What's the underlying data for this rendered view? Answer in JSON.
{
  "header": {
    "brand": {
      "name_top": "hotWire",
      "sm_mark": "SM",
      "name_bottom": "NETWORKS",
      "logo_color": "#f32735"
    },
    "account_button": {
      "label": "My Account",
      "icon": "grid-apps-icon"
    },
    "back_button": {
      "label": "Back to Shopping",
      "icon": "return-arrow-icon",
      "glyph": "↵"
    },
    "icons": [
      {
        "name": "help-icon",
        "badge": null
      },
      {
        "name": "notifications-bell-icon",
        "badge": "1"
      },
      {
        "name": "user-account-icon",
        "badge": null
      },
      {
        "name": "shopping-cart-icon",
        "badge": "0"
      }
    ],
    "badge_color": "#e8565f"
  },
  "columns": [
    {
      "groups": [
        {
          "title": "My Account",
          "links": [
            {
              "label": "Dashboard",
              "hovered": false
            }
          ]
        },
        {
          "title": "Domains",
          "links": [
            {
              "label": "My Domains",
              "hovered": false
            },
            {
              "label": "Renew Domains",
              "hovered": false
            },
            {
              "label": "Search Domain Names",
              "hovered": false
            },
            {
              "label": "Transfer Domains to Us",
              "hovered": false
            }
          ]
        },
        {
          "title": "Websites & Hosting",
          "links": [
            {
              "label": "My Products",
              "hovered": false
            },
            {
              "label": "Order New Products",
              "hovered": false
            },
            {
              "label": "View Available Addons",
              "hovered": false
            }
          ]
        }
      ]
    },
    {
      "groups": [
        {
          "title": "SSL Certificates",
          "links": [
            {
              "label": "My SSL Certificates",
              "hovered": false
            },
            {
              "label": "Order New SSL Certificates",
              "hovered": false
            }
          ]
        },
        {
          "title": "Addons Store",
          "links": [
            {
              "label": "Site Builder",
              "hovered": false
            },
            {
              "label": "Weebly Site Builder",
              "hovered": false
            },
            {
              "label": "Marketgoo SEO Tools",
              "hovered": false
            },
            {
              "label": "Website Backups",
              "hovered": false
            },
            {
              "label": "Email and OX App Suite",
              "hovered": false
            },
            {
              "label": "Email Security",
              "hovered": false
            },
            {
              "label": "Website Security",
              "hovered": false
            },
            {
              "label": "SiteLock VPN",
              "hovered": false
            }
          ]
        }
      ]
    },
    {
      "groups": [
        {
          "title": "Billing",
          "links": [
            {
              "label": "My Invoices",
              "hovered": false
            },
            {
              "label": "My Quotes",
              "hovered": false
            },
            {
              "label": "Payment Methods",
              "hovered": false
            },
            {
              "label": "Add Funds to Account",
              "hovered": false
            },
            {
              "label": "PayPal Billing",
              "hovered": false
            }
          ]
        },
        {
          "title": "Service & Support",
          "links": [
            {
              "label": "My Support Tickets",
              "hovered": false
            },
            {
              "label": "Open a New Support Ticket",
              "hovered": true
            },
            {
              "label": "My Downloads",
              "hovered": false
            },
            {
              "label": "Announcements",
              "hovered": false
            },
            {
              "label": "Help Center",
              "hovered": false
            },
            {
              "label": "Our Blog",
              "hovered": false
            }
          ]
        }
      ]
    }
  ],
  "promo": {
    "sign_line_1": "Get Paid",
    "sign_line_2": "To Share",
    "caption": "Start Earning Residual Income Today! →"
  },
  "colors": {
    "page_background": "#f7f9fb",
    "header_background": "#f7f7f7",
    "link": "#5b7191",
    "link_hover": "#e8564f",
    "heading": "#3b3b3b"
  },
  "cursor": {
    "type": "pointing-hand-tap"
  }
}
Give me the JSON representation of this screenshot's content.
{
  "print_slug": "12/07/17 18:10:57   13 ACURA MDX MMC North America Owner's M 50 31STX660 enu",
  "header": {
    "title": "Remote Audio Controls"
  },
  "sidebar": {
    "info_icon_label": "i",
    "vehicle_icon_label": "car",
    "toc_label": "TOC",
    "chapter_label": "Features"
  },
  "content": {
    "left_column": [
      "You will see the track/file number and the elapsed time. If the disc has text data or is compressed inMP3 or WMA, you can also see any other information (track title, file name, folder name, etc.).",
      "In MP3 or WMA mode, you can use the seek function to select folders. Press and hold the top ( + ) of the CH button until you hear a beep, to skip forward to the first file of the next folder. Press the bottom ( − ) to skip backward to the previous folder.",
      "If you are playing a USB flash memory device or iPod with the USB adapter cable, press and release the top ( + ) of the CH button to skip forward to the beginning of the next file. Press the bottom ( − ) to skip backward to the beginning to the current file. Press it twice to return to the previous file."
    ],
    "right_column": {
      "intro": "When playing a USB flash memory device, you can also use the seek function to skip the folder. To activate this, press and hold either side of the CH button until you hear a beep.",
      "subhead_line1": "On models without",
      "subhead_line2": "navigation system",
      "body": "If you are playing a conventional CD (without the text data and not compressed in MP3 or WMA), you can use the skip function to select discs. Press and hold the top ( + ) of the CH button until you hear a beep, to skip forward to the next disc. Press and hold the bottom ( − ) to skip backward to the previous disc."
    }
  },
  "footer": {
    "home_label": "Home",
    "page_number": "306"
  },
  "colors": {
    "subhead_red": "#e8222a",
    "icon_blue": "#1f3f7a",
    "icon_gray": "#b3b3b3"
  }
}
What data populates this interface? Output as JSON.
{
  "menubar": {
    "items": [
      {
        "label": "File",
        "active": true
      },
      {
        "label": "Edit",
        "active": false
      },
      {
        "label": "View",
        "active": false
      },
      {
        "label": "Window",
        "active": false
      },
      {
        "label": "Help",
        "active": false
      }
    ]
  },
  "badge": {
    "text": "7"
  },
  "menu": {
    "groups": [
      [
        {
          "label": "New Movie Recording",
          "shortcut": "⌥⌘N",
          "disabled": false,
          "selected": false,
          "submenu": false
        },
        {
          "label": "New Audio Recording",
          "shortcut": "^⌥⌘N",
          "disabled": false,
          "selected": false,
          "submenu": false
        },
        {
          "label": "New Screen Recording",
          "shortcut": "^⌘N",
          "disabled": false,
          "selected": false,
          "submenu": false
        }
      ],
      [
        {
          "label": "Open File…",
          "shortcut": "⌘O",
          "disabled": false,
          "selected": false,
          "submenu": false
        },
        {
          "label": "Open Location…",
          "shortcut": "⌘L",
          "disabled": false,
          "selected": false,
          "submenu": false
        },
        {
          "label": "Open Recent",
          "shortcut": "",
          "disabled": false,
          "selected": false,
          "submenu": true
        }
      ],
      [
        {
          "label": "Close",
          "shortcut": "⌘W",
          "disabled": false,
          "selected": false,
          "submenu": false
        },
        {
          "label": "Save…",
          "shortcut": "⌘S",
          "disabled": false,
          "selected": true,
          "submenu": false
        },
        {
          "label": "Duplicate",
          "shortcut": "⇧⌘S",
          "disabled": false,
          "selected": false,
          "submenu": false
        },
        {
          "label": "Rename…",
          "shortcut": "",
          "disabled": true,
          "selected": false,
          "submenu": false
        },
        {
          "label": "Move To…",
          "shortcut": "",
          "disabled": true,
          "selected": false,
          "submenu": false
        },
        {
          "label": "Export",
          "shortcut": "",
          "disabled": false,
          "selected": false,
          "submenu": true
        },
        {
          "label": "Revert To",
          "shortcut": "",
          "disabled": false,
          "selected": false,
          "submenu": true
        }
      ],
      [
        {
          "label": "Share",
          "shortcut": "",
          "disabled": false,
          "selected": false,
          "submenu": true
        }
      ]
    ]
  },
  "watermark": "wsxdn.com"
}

--------------------------------------------------

Objective: Find each line holding "Billing". Copy it out.

Final result:
          "title": "Billing",
              "label": "PayPal Billing",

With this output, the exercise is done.